Task brief: Return every line of the data below that includes the string "this".

— Start Data extract —

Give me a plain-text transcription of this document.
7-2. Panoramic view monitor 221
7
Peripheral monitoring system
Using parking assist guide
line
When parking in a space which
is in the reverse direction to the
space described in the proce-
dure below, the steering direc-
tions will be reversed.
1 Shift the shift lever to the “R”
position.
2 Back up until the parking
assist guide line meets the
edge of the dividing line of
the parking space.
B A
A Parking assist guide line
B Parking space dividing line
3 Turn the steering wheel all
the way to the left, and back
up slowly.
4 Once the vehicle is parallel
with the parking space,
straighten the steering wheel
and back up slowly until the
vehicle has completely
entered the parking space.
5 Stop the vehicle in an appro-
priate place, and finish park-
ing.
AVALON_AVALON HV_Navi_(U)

— End Data extract —
— Start Data extract —

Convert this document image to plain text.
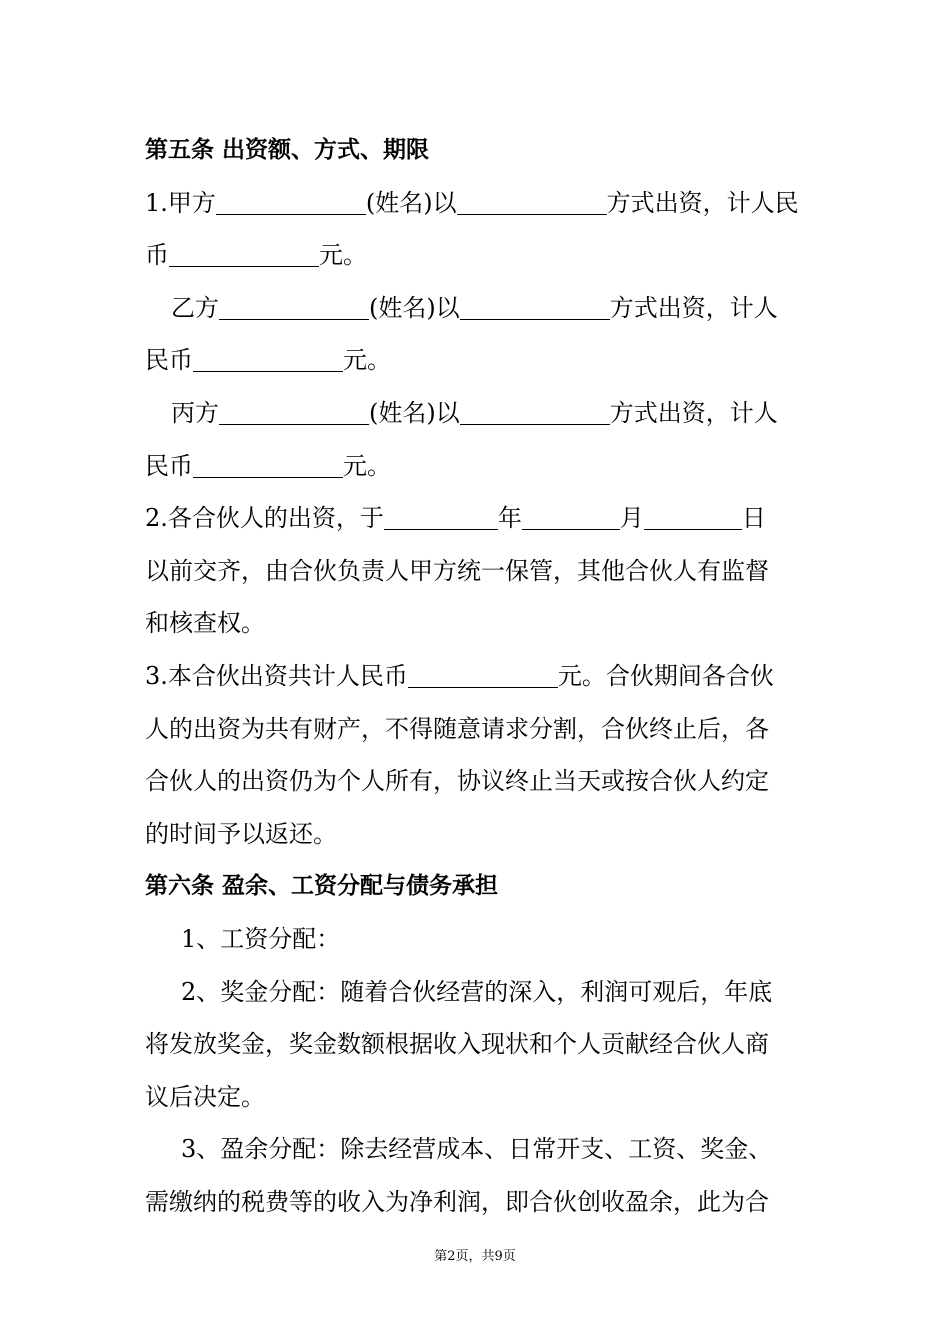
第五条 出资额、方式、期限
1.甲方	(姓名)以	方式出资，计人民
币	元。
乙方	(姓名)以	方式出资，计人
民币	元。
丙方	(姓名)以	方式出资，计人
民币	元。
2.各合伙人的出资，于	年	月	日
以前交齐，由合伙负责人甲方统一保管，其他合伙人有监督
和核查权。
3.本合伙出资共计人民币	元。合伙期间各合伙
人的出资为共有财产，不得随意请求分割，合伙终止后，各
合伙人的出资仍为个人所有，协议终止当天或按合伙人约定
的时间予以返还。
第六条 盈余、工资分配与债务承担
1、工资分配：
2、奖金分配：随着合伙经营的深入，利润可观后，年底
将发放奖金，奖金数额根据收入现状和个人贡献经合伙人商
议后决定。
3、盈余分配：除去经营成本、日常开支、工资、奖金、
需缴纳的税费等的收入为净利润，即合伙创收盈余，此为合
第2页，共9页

— End Data extract —

Exercise output:
Give me a plain-text transcription of this document.
Convert this document image to plain text.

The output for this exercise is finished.